Any pictures in the records below should be skipped; write out everything else exactly.

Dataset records
━━━━━━━━━━
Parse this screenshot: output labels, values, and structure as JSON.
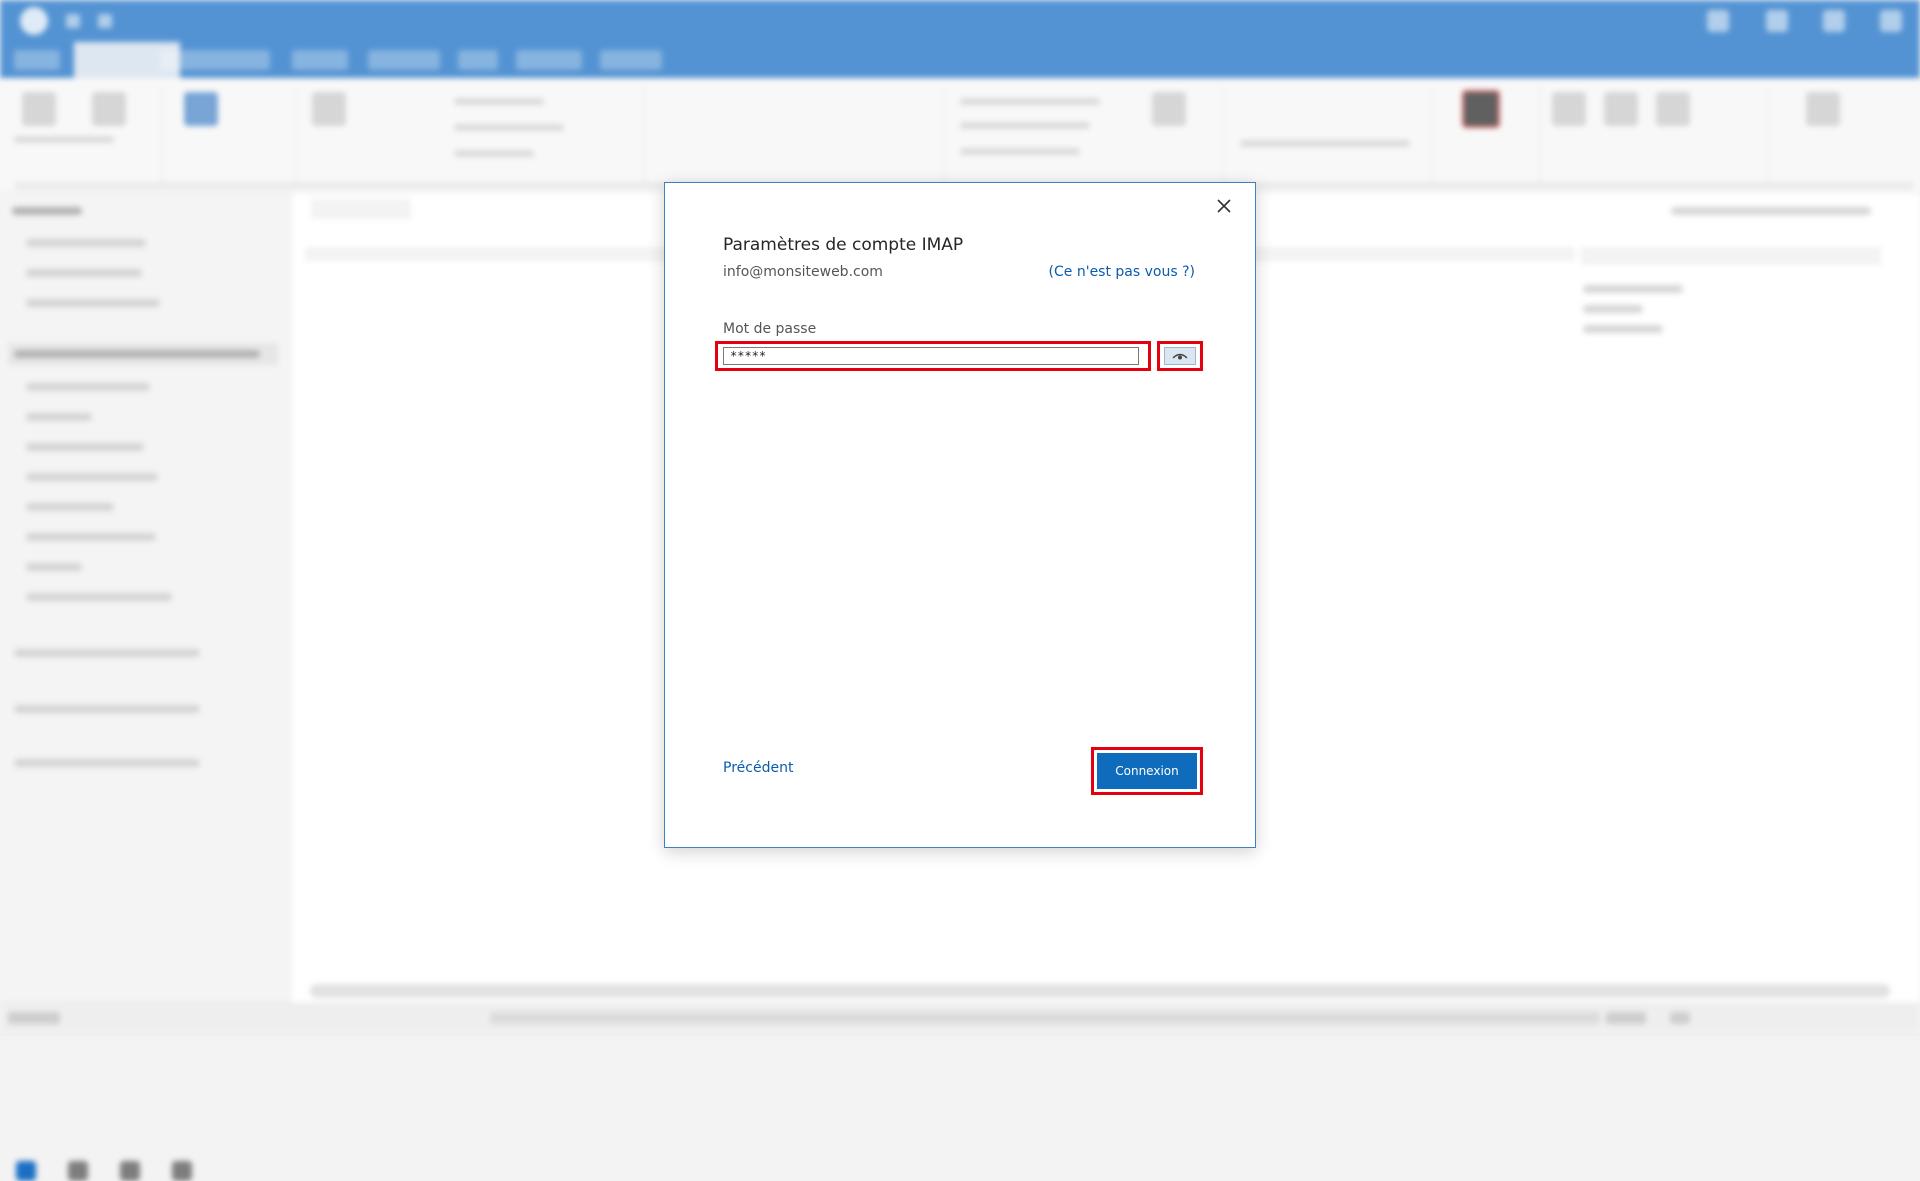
{
  "dialog": {
    "title": "Paramètres de compte IMAP",
    "email": "info@monsiteweb.com",
    "not_you_link": "(Ce n'est pas vous ?)",
    "password_label": "Mot de passe",
    "password_value": "*****",
    "back_link": "Précédent",
    "connect_button": "Connexion"
  },
  "icons": {
    "close": "close-icon",
    "reveal": "eye-icon"
  },
  "colors": {
    "accent": "#0f6cbd",
    "titlebar": "#1a6fc4",
    "highlight": "#e3000f",
    "link": "#0b5cad"
  }
}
━━━━━━━━━━
**EXERCISE RESULT:**
Parse this screenshot: output labels, values, and structure as JSON.
{
  "dialog": {
    "title": "Paramètres de compte IMAP",
    "email": "info@monsiteweb.com",
    "not_you_link": "(Ce n'est pas vous ?)",
    "password_label": "Mot de passe",
    "password_value": "*****",
    "back_link": "Précédent",
    "connect_button": "Connexion"
  },
  "icons": {
    "close": "close-icon",
    "reveal": "eye-icon"
  },
  "colors": {
    "accent": "#0f6cbd",
    "titlebar": "#1a6fc4",
    "highlight": "#e3000f",
    "link": "#0b5cad"
  }
}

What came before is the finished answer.